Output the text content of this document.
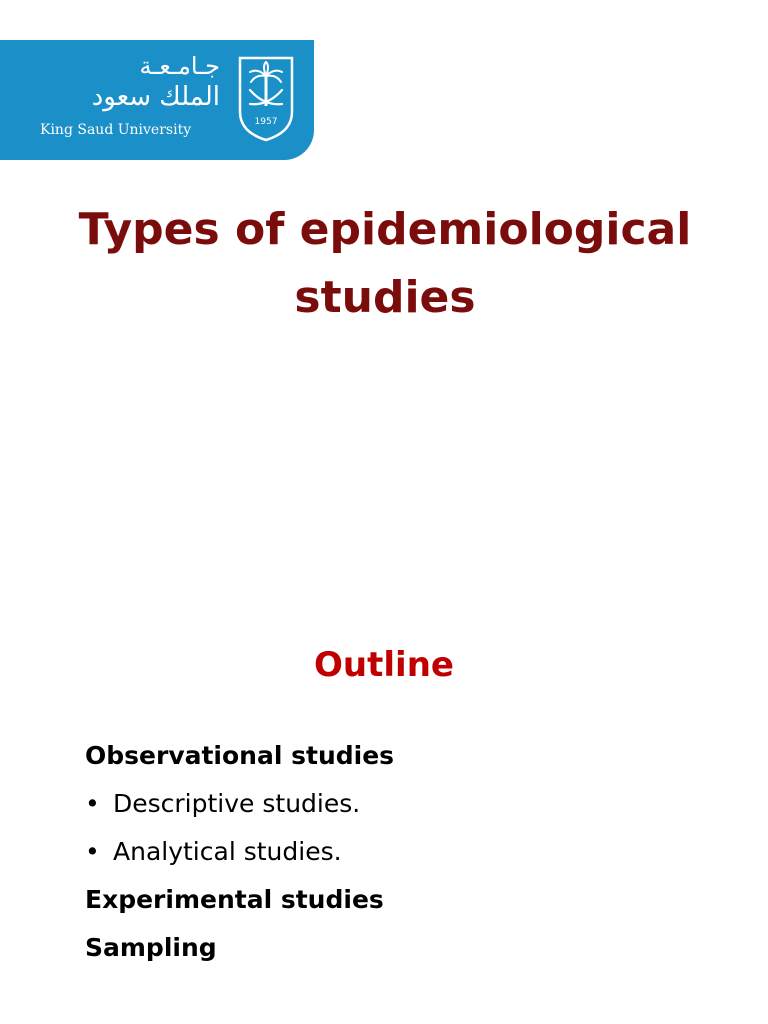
جـامـعـة
الملك سعود
King Saud University	1957
Types of epidemiological studies
Outline
Observational studies
• Descriptive studies.
• Analytical studies.
Experimental studies
Sampling
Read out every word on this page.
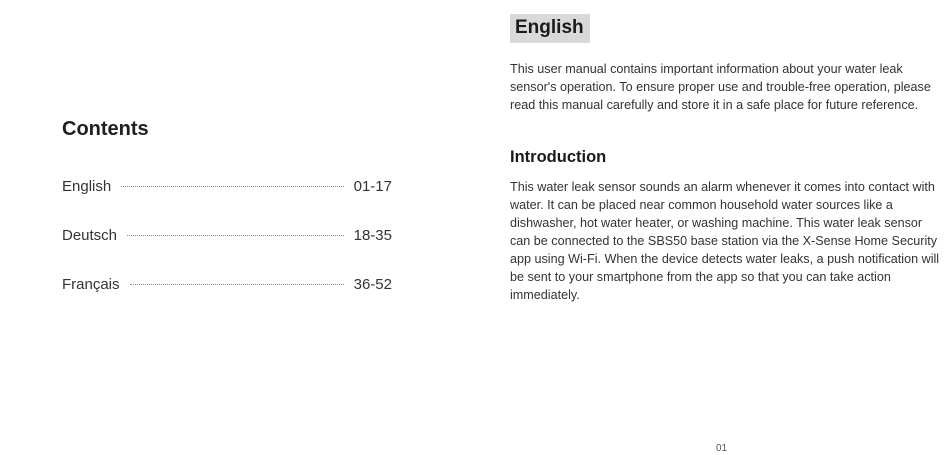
Contents
English	01-17
Deutsch	18-35
Français	36-52
English

This user manual contains important information about your water leak sensor's operation. To ensure proper use and trouble-free operation, please read this manual carefully and store it in a safe place for future reference.

Introduction

This water leak sensor sounds an alarm whenever it comes into contact with water. It can be placed near common household water sources like a dishwasher, hot water heater, or washing machine. This water leak sensor can be connected to the SBS50 base station via the X-Sense Home Security app using Wi-Fi. When the device detects water leaks, a push notification will be sent to your smartphone from the app so that you can take action immediately.

01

▶ _YOUR INSTRUCTIONS_: Leave the pictures out, and reproduce only the lines from the line holding "Read out every word on this page." through the last line of the material, both included.

▶ _EXERCISE RESULT_:
Read out every word on this page.
Contents
English	01-17
Deutsch	18-35
Français	36-52
English

This user manual contains important information about your water leak sensor's operation. To ensure proper use and trouble-free operation, please read this manual carefully and store it in a safe place for future reference.

Introduction

This water leak sensor sounds an alarm whenever it comes into contact with water. It can be placed near common household water sources like a dishwasher, hot water heater, or washing machine. This water leak sensor can be connected to the SBS50 base station via the X-Sense Home Security app using Wi-Fi. When the device detects water leaks, a push notification will be sent to your smartphone from the app so that you can take action immediately.

01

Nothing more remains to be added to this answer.